* **Required task**
Output the data below in full, character for character.

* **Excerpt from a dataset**
- - - - -

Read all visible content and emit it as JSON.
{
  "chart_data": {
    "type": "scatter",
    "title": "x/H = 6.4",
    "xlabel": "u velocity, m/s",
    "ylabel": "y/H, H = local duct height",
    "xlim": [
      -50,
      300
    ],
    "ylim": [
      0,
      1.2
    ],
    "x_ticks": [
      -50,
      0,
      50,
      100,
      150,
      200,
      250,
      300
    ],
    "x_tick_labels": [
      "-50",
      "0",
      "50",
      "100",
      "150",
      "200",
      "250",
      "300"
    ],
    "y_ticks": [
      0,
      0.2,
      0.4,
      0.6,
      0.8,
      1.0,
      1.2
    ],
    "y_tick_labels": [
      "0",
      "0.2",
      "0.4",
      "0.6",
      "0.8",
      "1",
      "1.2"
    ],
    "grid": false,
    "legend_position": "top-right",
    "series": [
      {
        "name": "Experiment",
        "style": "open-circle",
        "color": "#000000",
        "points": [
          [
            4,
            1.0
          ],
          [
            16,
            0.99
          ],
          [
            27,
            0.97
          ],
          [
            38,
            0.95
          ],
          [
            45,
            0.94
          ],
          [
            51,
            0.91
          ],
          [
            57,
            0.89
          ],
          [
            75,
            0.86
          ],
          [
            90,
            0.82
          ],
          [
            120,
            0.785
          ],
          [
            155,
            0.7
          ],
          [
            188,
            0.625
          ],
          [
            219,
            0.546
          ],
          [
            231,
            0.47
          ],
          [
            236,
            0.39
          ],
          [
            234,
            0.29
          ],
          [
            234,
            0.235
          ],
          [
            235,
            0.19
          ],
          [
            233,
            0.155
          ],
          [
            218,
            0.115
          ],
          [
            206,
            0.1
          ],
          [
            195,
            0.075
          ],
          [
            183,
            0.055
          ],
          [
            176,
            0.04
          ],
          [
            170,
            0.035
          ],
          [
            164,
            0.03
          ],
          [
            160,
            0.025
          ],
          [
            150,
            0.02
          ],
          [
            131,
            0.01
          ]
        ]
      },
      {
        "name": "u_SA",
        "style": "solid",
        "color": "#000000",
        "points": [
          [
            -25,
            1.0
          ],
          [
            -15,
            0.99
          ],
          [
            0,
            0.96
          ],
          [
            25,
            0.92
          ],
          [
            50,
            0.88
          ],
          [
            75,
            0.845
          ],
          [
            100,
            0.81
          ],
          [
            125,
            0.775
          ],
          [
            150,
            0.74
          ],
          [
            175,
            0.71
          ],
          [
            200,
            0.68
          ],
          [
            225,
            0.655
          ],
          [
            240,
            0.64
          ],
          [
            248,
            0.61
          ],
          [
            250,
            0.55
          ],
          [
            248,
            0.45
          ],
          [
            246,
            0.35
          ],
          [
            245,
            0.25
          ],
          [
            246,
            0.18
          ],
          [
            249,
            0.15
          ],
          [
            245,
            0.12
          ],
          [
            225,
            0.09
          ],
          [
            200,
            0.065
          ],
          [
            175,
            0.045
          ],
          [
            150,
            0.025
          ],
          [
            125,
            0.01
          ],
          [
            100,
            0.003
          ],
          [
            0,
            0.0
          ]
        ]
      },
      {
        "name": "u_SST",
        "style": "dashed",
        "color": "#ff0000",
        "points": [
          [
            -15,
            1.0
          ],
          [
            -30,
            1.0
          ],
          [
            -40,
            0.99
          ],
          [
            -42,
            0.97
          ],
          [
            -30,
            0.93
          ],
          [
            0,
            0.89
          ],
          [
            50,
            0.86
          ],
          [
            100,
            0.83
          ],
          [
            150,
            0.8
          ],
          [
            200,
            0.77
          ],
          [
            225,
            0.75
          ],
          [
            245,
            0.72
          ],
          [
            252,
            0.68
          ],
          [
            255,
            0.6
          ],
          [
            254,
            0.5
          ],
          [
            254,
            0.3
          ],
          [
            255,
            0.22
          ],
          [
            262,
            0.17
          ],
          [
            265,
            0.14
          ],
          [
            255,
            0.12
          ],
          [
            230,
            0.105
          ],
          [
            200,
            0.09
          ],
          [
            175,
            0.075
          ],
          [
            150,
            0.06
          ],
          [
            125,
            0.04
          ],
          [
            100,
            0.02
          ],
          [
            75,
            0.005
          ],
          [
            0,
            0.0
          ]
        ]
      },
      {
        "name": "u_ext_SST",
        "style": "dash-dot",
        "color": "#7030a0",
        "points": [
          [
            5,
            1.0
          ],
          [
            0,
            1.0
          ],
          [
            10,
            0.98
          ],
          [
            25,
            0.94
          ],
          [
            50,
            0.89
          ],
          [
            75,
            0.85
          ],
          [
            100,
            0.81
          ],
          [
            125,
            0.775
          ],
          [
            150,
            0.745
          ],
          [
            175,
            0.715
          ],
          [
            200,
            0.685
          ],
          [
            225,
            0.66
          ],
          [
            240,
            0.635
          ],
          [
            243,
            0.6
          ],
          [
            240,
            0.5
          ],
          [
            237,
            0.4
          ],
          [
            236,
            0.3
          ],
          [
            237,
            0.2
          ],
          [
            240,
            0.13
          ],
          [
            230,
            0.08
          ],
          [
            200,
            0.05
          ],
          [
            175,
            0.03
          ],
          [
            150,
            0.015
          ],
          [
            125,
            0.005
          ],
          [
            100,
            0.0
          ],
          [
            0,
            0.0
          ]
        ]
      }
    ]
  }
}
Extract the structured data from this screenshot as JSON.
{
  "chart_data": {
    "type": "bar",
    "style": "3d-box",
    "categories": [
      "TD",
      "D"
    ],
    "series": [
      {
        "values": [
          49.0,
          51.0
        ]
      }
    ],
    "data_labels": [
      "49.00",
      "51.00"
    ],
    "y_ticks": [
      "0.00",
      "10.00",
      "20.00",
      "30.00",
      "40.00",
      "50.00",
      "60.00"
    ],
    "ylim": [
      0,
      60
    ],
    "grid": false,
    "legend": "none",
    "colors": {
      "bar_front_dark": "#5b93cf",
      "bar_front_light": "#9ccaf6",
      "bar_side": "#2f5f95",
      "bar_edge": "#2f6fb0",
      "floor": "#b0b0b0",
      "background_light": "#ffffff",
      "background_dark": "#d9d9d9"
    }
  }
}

- - - - -

* **Output**
Read all visible content and emit it as JSON.
{
  "chart_data": {
    "type": "scatter",
    "title": "x/H = 6.4",
    "xlabel": "u velocity, m/s",
    "ylabel": "y/H, H = local duct height",
    "xlim": [
      -50,
      300
    ],
    "ylim": [
      0,
      1.2
    ],
    "x_ticks": [
      -50,
      0,
      50,
      100,
      150,
      200,
      250,
      300
    ],
    "x_tick_labels": [
      "-50",
      "0",
      "50",
      "100",
      "150",
      "200",
      "250",
      "300"
    ],
    "y_ticks": [
      0,
      0.2,
      0.4,
      0.6,
      0.8,
      1.0,
      1.2
    ],
    "y_tick_labels": [
      "0",
      "0.2",
      "0.4",
      "0.6",
      "0.8",
      "1",
      "1.2"
    ],
    "grid": false,
    "legend_position": "top-right",
    "series": [
      {
        "name": "Experiment",
        "style": "open-circle",
        "color": "#000000",
        "points": [
          [
            4,
            1.0
          ],
          [
            16,
            0.99
          ],
          [
            27,
            0.97
          ],
          [
            38,
            0.95
          ],
          [
            45,
            0.94
          ],
          [
            51,
            0.91
          ],
          [
            57,
            0.89
          ],
          [
            75,
            0.86
          ],
          [
            90,
            0.82
          ],
          [
            120,
            0.785
          ],
          [
            155,
            0.7
          ],
          [
            188,
            0.625
          ],
          [
            219,
            0.546
          ],
          [
            231,
            0.47
          ],
          [
            236,
            0.39
          ],
          [
            234,
            0.29
          ],
          [
            234,
            0.235
          ],
          [
            235,
            0.19
          ],
          [
            233,
            0.155
          ],
          [
            218,
            0.115
          ],
          [
            206,
            0.1
          ],
          [
            195,
            0.075
          ],
          [
            183,
            0.055
          ],
          [
            176,
            0.04
          ],
          [
            170,
            0.035
          ],
          [
            164,
            0.03
          ],
          [
            160,
            0.025
          ],
          [
            150,
            0.02
          ],
          [
            131,
            0.01
          ]
        ]
      },
      {
        "name": "u_SA",
        "style": "solid",
        "color": "#000000",
        "points": [
          [
            -25,
            1.0
          ],
          [
            -15,
            0.99
          ],
          [
            0,
            0.96
          ],
          [
            25,
            0.92
          ],
          [
            50,
            0.88
          ],
          [
            75,
            0.845
          ],
          [
            100,
            0.81
          ],
          [
            125,
            0.775
          ],
          [
            150,
            0.74
          ],
          [
            175,
            0.71
          ],
          [
            200,
            0.68
          ],
          [
            225,
            0.655
          ],
          [
            240,
            0.64
          ],
          [
            248,
            0.61
          ],
          [
            250,
            0.55
          ],
          [
            248,
            0.45
          ],
          [
            246,
            0.35
          ],
          [
            245,
            0.25
          ],
          [
            246,
            0.18
          ],
          [
            249,
            0.15
          ],
          [
            245,
            0.12
          ],
          [
            225,
            0.09
          ],
          [
            200,
            0.065
          ],
          [
            175,
            0.045
          ],
          [
            150,
            0.025
          ],
          [
            125,
            0.01
          ],
          [
            100,
            0.003
          ],
          [
            0,
            0.0
          ]
        ]
      },
      {
        "name": "u_SST",
        "style": "dashed",
        "color": "#ff0000",
        "points": [
          [
            -15,
            1.0
          ],
          [
            -30,
            1.0
          ],
          [
            -40,
            0.99
          ],
          [
            -42,
            0.97
          ],
          [
            -30,
            0.93
          ],
          [
            0,
            0.89
          ],
          [
            50,
            0.86
          ],
          [
            100,
            0.83
          ],
          [
            150,
            0.8
          ],
          [
            200,
            0.77
          ],
          [
            225,
            0.75
          ],
          [
            245,
            0.72
          ],
          [
            252,
            0.68
          ],
          [
            255,
            0.6
          ],
          [
            254,
            0.5
          ],
          [
            254,
            0.3
          ],
          [
            255,
            0.22
          ],
          [
            262,
            0.17
          ],
          [
            265,
            0.14
          ],
          [
            255,
            0.12
          ],
          [
            230,
            0.105
          ],
          [
            200,
            0.09
          ],
          [
            175,
            0.075
          ],
          [
            150,
            0.06
          ],
          [
            125,
            0.04
          ],
          [
            100,
            0.02
          ],
          [
            75,
            0.005
          ],
          [
            0,
            0.0
          ]
        ]
      },
      {
        "name": "u_ext_SST",
        "style": "dash-dot",
        "color": "#7030a0",
        "points": [
          [
            5,
            1.0
          ],
          [
            0,
            1.0
          ],
          [
            10,
            0.98
          ],
          [
            25,
            0.94
          ],
          [
            50,
            0.89
          ],
          [
            75,
            0.85
          ],
          [
            100,
            0.81
          ],
          [
            125,
            0.775
          ],
          [
            150,
            0.745
          ],
          [
            175,
            0.715
          ],
          [
            200,
            0.685
          ],
          [
            225,
            0.66
          ],
          [
            240,
            0.635
          ],
          [
            243,
            0.6
          ],
          [
            240,
            0.5
          ],
          [
            237,
            0.4
          ],
          [
            236,
            0.3
          ],
          [
            237,
            0.2
          ],
          [
            240,
            0.13
          ],
          [
            230,
            0.08
          ],
          [
            200,
            0.05
          ],
          [
            175,
            0.03
          ],
          [
            150,
            0.015
          ],
          [
            125,
            0.005
          ],
          [
            100,
            0.0
          ],
          [
            0,
            0.0
          ]
        ]
      }
    ]
  }
}
Extract the structured data from this screenshot as JSON.
{
  "chart_data": {
    "type": "bar",
    "style": "3d-box",
    "categories": [
      "TD",
      "D"
    ],
    "series": [
      {
        "values": [
          49.0,
          51.0
        ]
      }
    ],
    "data_labels": [
      "49.00",
      "51.00"
    ],
    "y_ticks": [
      "0.00",
      "10.00",
      "20.00",
      "30.00",
      "40.00",
      "50.00",
      "60.00"
    ],
    "ylim": [
      0,
      60
    ],
    "grid": false,
    "legend": "none",
    "colors": {
      "bar_front_dark": "#5b93cf",
      "bar_front_light": "#9ccaf6",
      "bar_side": "#2f5f95",
      "bar_edge": "#2f6fb0",
      "floor": "#b0b0b0",
      "background_light": "#ffffff",
      "background_dark": "#d9d9d9"
    }
  }
}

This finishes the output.